§ **Selected extract**:
Product Research: The Building Blocks of a User-Centered Solution
Product research is a foundational step in building user-centric products. It allows you to understand customer needs, preferences, and market trends, informing the development of successful solutions to user problems. Read on for the ultimate guide to product research, including methods, processes, and best practices—plus our favorite tips from the industry’s leading experts.
Product research 101: Definition, methods, and best practices
You may only build new products once, but you iterate on them continuously. The ongoing evolution of a product’s user experience (UX), informed by user insights, is pivotal to staying ahead of competitors and giving your users exactly what they need. In chapter one of this guide, we’ll explore what product research is, give an overview of key methods (and when to use them), plus best practices to follow.
What is product research?
Product research is any research you conduct to better inform your product and understand your user and market. Unlike user research, product research goes beyond evaluating the user experience and includes market analysis, pricing, feature prioritization, and assessing business viability.
Product research is a broader term than UX research—you can conduct research on the user, the interaction, the market, or your business strategy.
Matthieu Dixte, Product Researcher at Maze
It helps you understand the world you are bringing your product into, and what your users expect to do with a product like yours—so you can use their insights to influence development and design decisions.
Other research terms you might come across
Ultimately, all research falls under the 'product research' banner if it influences the final product. For some product teams, ‘user research’ and ‘product research’ may be interchangeable. But there are some subtle differences between various research terms that it can be helpful to know. Here are the distinctions between key terms you might hear, explained by Maze's Product Researcher, Matthieu Dixte:
- Market research: Discover who is leading the market, who your direct and indirect competitors are, and what similar products are available to your users at what price
- User research: Understand the user, including their needs, pain points, likes and dislikes, and characteristics—both as a consumer and user of your product
- User experience (UX) research: Learn how your user perceives and interacts with your product—where they click, which paths they follow, and where they search for information on-page
- Product discovery: Uncover what your users’ needs and problems are, validate ideas for potential solutions before development, and apply user insights to your product strategy
- Continuous product discovery: Adapt the mindset of an ever-evolving product and user; conduct research continuously throughout the product lifecycle and ensure all decisions are informed by user insights
For example, let’s say you’re thinking of developing and launching a note-taking app for teenagers. You’d need to conduct market research to see if there are any similar products in high demand to gauge if your tool is something customers want. In parallel, you should run user research to discover who your user persona would be and what their pain points are.

§ **Raw data**:

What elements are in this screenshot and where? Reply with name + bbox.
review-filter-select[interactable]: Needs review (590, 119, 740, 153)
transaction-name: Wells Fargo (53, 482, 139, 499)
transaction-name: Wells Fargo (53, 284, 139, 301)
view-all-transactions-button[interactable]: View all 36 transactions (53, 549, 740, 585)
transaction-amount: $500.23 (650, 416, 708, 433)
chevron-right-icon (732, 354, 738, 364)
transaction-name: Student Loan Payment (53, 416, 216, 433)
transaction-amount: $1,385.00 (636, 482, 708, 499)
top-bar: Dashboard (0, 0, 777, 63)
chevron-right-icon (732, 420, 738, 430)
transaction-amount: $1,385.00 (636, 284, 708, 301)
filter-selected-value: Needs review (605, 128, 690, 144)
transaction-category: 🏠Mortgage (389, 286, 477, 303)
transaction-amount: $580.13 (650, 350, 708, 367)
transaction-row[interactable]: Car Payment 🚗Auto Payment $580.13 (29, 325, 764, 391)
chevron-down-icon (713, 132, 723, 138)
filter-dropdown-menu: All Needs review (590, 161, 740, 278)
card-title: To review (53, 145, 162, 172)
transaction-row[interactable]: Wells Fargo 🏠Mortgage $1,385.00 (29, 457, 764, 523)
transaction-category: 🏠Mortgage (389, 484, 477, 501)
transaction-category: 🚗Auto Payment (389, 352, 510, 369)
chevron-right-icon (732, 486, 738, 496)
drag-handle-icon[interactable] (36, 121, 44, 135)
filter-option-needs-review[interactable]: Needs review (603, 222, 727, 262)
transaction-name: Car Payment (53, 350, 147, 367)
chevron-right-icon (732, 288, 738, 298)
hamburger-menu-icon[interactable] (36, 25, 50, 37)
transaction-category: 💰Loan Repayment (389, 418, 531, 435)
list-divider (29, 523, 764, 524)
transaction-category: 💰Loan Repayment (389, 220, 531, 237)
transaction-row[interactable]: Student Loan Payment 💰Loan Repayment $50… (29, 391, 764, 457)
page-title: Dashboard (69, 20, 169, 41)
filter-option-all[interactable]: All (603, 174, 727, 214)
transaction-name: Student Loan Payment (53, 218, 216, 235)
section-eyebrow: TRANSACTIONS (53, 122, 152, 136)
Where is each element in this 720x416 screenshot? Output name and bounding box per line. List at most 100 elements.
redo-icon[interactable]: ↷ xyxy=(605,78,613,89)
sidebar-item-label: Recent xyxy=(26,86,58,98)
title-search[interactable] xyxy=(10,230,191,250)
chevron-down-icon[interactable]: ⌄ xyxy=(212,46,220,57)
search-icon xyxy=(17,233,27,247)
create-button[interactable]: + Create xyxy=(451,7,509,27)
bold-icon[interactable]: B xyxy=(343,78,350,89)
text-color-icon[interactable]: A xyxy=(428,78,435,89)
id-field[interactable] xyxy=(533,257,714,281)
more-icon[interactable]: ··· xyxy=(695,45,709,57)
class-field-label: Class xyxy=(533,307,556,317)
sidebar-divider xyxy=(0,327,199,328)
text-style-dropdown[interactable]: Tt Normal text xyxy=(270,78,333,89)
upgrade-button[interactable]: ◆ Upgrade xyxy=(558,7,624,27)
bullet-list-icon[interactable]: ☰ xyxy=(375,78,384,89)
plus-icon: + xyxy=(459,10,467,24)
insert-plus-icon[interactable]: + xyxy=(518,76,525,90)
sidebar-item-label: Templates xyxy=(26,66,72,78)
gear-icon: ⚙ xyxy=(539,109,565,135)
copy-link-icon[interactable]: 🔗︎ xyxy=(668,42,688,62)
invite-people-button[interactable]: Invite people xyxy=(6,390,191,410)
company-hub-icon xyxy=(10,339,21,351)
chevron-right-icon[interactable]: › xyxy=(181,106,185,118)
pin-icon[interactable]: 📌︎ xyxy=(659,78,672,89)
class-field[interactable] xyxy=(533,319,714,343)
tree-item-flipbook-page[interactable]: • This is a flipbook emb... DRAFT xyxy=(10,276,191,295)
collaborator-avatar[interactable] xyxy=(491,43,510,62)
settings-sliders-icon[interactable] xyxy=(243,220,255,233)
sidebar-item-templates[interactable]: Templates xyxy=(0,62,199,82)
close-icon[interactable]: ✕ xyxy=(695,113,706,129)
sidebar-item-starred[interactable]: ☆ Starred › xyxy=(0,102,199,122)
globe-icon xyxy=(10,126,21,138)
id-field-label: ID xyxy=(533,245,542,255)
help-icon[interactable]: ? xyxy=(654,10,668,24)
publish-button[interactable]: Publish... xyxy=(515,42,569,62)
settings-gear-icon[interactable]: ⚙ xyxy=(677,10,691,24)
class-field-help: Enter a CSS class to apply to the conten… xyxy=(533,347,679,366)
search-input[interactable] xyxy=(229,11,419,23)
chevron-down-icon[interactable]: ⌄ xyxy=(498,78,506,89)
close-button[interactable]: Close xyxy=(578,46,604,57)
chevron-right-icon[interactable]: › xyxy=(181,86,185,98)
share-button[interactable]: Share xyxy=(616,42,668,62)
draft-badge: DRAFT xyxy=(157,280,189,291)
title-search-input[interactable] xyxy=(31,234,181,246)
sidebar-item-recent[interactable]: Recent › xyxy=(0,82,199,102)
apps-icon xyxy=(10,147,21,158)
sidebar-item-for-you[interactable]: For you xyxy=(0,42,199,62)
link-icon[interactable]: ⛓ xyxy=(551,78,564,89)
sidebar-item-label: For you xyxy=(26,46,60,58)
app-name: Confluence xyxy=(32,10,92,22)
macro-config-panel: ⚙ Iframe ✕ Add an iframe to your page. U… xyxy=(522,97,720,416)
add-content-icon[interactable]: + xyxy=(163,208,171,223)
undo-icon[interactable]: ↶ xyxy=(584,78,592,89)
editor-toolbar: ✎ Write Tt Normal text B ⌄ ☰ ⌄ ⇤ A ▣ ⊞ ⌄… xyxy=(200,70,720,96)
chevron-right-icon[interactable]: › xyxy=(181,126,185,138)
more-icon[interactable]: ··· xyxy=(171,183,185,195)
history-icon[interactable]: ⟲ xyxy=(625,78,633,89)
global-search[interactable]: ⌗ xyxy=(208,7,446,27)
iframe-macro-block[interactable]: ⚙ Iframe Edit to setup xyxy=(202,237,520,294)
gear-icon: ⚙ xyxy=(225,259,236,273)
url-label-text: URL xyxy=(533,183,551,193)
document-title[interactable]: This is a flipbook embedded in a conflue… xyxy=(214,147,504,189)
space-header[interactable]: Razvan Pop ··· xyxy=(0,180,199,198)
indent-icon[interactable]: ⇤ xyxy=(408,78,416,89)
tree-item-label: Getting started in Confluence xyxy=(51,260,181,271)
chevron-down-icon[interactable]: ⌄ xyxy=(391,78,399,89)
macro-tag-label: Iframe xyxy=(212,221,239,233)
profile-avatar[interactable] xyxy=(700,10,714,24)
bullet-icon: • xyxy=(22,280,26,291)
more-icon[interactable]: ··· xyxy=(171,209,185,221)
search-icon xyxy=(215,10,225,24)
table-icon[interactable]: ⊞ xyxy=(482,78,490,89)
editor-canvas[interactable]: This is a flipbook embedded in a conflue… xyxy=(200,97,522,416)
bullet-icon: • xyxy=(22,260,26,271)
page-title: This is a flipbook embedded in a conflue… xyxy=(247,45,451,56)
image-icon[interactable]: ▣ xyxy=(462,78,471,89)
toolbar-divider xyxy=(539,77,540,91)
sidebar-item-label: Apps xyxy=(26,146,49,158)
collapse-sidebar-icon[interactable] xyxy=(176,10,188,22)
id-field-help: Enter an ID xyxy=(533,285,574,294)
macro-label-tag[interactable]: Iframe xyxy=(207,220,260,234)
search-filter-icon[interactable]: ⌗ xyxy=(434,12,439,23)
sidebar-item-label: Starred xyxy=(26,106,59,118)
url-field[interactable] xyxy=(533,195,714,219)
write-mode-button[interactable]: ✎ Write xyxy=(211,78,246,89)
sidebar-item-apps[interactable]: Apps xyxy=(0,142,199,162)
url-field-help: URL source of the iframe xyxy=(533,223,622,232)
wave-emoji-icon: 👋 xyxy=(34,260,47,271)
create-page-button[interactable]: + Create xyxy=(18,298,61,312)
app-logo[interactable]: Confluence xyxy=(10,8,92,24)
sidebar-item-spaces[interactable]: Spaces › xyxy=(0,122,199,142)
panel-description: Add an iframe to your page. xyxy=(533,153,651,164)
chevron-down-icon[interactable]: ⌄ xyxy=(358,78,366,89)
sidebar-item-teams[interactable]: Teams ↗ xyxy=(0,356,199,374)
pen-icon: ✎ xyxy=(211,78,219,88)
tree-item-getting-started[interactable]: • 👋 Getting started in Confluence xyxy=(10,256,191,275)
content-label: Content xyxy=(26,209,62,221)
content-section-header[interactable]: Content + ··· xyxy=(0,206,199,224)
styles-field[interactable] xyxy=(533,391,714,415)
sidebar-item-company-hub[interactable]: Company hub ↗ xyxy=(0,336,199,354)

§ **What to do**: Rewrite the stretch of the product research guide from "Product research is a broader" through "and design decisions.", changing "market" to "competition".

§ **Written answer**:
Product research is a broader term than UX research—you can conduct research on the user, the interaction, the competition, or your business strategy.
Matthieu Dixte, Product Researcher at Maze
It helps you understand the world you are bringing your product into, and what your users expect to do with a product like yours—so you can use their insights to influence development and design decisions.